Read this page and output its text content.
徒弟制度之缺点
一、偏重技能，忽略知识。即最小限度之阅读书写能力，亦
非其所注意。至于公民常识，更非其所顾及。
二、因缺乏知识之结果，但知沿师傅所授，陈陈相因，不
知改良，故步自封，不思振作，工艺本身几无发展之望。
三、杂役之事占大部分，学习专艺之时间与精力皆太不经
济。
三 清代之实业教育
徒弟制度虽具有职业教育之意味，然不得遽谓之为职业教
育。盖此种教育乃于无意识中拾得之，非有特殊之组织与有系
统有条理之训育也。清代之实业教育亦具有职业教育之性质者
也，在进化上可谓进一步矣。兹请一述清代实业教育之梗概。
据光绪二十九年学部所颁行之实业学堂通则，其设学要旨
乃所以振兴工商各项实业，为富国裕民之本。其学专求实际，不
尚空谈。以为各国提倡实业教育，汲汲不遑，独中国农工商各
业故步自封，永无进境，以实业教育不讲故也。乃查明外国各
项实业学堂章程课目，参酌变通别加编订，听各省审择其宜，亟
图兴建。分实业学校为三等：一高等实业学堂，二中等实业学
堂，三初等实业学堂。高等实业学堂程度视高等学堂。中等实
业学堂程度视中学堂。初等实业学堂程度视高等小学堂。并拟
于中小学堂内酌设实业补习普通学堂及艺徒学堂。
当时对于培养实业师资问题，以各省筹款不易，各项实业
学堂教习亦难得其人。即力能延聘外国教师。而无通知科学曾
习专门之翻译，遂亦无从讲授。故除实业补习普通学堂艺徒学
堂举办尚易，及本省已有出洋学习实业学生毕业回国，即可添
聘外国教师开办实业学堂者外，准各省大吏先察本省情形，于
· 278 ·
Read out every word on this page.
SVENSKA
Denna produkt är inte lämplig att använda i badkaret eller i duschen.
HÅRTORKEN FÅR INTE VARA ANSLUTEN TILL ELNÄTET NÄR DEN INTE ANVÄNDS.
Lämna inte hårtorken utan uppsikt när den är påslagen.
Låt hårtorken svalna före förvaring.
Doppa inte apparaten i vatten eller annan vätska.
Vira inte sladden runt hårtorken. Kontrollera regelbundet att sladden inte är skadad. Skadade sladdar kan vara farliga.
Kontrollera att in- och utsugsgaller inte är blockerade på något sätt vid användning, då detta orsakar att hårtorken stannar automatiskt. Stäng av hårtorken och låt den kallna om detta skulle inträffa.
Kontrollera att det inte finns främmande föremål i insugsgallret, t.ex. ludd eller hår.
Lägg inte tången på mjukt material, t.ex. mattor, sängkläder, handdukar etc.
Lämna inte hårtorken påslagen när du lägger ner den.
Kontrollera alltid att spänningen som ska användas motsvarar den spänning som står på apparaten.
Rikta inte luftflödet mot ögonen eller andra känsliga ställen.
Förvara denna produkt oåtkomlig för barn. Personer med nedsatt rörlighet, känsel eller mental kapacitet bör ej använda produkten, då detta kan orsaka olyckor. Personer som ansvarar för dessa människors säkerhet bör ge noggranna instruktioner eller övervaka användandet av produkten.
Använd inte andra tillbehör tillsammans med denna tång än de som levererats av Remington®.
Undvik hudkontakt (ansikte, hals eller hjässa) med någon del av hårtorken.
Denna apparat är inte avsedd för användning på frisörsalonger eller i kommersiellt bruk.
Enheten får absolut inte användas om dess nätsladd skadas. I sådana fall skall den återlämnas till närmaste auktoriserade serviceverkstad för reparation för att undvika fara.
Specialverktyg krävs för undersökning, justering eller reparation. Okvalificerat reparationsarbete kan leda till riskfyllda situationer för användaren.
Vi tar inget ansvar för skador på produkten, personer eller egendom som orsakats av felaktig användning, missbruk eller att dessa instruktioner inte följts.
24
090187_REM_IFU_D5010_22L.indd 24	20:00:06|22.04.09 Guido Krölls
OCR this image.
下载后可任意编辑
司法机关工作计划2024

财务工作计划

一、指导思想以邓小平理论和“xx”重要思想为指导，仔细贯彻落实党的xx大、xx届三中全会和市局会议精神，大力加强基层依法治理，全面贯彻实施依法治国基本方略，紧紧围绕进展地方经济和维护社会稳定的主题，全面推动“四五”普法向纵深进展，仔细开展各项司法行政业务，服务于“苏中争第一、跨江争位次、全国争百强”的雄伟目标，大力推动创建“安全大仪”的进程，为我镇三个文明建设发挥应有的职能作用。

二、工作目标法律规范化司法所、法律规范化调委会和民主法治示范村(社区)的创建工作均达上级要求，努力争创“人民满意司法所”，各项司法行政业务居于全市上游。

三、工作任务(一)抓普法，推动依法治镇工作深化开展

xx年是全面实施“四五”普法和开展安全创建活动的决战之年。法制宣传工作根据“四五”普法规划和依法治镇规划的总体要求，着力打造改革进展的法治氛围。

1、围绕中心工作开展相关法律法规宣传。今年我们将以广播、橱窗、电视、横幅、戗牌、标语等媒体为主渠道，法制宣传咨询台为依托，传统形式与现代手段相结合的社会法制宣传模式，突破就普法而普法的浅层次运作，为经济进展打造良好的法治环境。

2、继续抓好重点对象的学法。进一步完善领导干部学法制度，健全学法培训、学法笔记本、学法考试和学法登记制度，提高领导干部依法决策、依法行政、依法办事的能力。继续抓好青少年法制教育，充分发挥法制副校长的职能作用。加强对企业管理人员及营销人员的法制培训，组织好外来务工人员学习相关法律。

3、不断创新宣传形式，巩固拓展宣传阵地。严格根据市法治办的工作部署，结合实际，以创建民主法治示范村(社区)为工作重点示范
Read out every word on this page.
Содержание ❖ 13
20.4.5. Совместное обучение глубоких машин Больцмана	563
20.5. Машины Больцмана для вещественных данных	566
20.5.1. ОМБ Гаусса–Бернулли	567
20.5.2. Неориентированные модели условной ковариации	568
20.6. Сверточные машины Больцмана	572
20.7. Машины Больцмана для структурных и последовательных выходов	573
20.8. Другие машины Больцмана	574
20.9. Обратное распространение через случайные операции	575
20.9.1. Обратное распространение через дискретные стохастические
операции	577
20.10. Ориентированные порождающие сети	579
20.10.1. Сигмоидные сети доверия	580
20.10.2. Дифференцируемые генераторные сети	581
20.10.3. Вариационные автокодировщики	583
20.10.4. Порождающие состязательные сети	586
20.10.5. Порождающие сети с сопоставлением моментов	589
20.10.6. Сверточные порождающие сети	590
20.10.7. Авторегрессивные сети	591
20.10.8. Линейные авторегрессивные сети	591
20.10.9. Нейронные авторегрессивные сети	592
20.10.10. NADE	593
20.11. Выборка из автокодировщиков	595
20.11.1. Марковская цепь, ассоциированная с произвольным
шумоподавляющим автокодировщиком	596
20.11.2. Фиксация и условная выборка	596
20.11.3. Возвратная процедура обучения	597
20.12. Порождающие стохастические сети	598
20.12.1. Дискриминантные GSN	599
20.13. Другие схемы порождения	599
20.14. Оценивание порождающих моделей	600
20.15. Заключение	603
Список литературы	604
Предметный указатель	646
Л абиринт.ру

+ + + + + + +

**DESCRIPTION OF THE TASK**. Copy out the material word for word and line for line.

**EXERCISE RESPONSE**.
Read this page and output its text content.
徒弟制度之缺点
一、偏重技能，忽略知识。即最小限度之阅读书写能力，亦
非其所注意。至于公民常识，更非其所顾及。
二、因缺乏知识之结果，但知沿师傅所授，陈陈相因，不
知改良，故步自封，不思振作，工艺本身几无发展之望。
三、杂役之事占大部分，学习专艺之时间与精力皆太不经
济。
三 清代之实业教育
徒弟制度虽具有职业教育之意味，然不得遽谓之为职业教
育。盖此种教育乃于无意识中拾得之，非有特殊之组织与有系
统有条理之训育也。清代之实业教育亦具有职业教育之性质者
也，在进化上可谓进一步矣。兹请一述清代实业教育之梗概。
据光绪二十九年学部所颁行之实业学堂通则，其设学要旨
乃所以振兴工商各项实业，为富国裕民之本。其学专求实际，不
尚空谈。以为各国提倡实业教育，汲汲不遑，独中国农工商各
业故步自封，永无进境，以实业教育不讲故也。乃查明外国各
项实业学堂章程课目，参酌变通别加编订，听各省审择其宜，亟
图兴建。分实业学校为三等：一高等实业学堂，二中等实业学
堂，三初等实业学堂。高等实业学堂程度视高等学堂。中等实
业学堂程度视中学堂。初等实业学堂程度视高等小学堂。并拟
于中小学堂内酌设实业补习普通学堂及艺徒学堂。
当时对于培养实业师资问题，以各省筹款不易，各项实业
学堂教习亦难得其人。即力能延聘外国教师。而无通知科学曾
习专门之翻译，遂亦无从讲授。故除实业补习普通学堂艺徒学
堂举办尚易，及本省已有出洋学习实业学生毕业回国，即可添
聘外国教师开办实业学堂者外，准各省大吏先察本省情形，于
· 278 ·
Read out every word on this page.
SVENSKA
Denna produkt är inte lämplig att använda i badkaret eller i duschen.
HÅRTORKEN FÅR INTE VARA ANSLUTEN TILL ELNÄTET NÄR DEN INTE ANVÄNDS.
Lämna inte hårtorken utan uppsikt när den är påslagen.
Låt hårtorken svalna före förvaring.
Doppa inte apparaten i vatten eller annan vätska.
Vira inte sladden runt hårtorken. Kontrollera regelbundet att sladden inte är skadad. Skadade sladdar kan vara farliga.
Kontrollera att in- och utsugsgaller inte är blockerade på något sätt vid användning, då detta orsakar att hårtorken stannar automatiskt. Stäng av hårtorken och låt den kallna om detta skulle inträffa.
Kontrollera att det inte finns främmande föremål i insugsgallret, t.ex. ludd eller hår.
Lägg inte tången på mjukt material, t.ex. mattor, sängkläder, handdukar etc.
Lämna inte hårtorken påslagen när du lägger ner den.
Kontrollera alltid att spänningen som ska användas motsvarar den spänning som står på apparaten.
Rikta inte luftflödet mot ögonen eller andra känsliga ställen.
Förvara denna produkt oåtkomlig för barn. Personer med nedsatt rörlighet, känsel eller mental kapacitet bör ej använda produkten, då detta kan orsaka olyckor. Personer som ansvarar för dessa människors säkerhet bör ge noggranna instruktioner eller övervaka användandet av produkten.
Använd inte andra tillbehör tillsammans med denna tång än de som levererats av Remington®.
Undvik hudkontakt (ansikte, hals eller hjässa) med någon del av hårtorken.
Denna apparat är inte avsedd för användning på frisörsalonger eller i kommersiellt bruk.
Enheten får absolut inte användas om dess nätsladd skadas. I sådana fall skall den återlämnas till närmaste auktoriserade serviceverkstad för reparation för att undvika fara.
Specialverktyg krävs för undersökning, justering eller reparation. Okvalificerat reparationsarbete kan leda till riskfyllda situationer för användaren.
Vi tar inget ansvar för skador på produkten, personer eller egendom som orsakats av felaktig användning, missbruk eller att dessa instruktioner inte följts.
24
090187_REM_IFU_D5010_22L.indd 24	20:00:06|22.04.09 Guido Krölls
OCR this image.
下载后可任意编辑
司法机关工作计划2024

财务工作计划

一、指导思想以邓小平理论和“xx”重要思想为指导，仔细贯彻落实党的xx大、xx届三中全会和市局会议精神，大力加强基层依法治理，全面贯彻实施依法治国基本方略，紧紧围绕进展地方经济和维护社会稳定的主题，全面推动“四五”普法向纵深进展，仔细开展各项司法行政业务，服务于“苏中争第一、跨江争位次、全国争百强”的雄伟目标，大力推动创建“安全大仪”的进程，为我镇三个文明建设发挥应有的职能作用。

二、工作目标法律规范化司法所、法律规范化调委会和民主法治示范村(社区)的创建工作均达上级要求，努力争创“人民满意司法所”，各项司法行政业务居于全市上游。

三、工作任务(一)抓普法，推动依法治镇工作深化开展

xx年是全面实施“四五”普法和开展安全创建活动的决战之年。法制宣传工作根据“四五”普法规划和依法治镇规划的总体要求，着力打造改革进展的法治氛围。

1、围绕中心工作开展相关法律法规宣传。今年我们将以广播、橱窗、电视、横幅、戗牌、标语等媒体为主渠道，法制宣传咨询台为依托，传统形式与现代手段相结合的社会法制宣传模式，突破就普法而普法的浅层次运作，为经济进展打造良好的法治环境。

2、继续抓好重点对象的学法。进一步完善领导干部学法制度，健全学法培训、学法笔记本、学法考试和学法登记制度，提高领导干部依法决策、依法行政、依法办事的能力。继续抓好青少年法制教育，充分发挥法制副校长的职能作用。加强对企业管理人员及营销人员的法制培训，组织好外来务工人员学习相关法律。

3、不断创新宣传形式，巩固拓展宣传阵地。严格根据市法治办的工作部署，结合实际，以创建民主法治示范村(社区)为工作重点示范
Read out every word on this page.
Содержание ❖ 13
20.4.5. Совместное обучение глубоких машин Больцмана	563
20.5. Машины Больцмана для вещественных данных	566
20.5.1. ОМБ Гаусса–Бернулли	567
20.5.2. Неориентированные модели условной ковариации	568
20.6. Сверточные машины Больцмана	572
20.7. Машины Больцмана для структурных и последовательных выходов	573
20.8. Другие машины Больцмана	574
20.9. Обратное распространение через случайные операции	575
20.9.1. Обратное распространение через дискретные стохастические
операции	577
20.10. Ориентированные порождающие сети	579
20.10.1. Сигмоидные сети доверия	580
20.10.2. Дифференцируемые генераторные сети	581
20.10.3. Вариационные автокодировщики	583
20.10.4. Порождающие состязательные сети	586
20.10.5. Порождающие сети с сопоставлением моментов	589
20.10.6. Сверточные порождающие сети	590
20.10.7. Авторегрессивные сети	591
20.10.8. Линейные авторегрессивные сети	591
20.10.9. Нейронные авторегрессивные сети	592
20.10.10. NADE	593
20.11. Выборка из автокодировщиков	595
20.11.1. Марковская цепь, ассоциированная с произвольным
шумоподавляющим автокодировщиком	596
20.11.2. Фиксация и условная выборка	596
20.11.3. Возвратная процедура обучения	597
20.12. Порождающие стохастические сети	598
20.12.1. Дискриминантные GSN	599
20.13. Другие схемы порождения	599
20.14. Оценивание порождающих моделей	600
20.15. Заключение	603
Список литературы	604
Предметный указатель	646
Л абиринт.ру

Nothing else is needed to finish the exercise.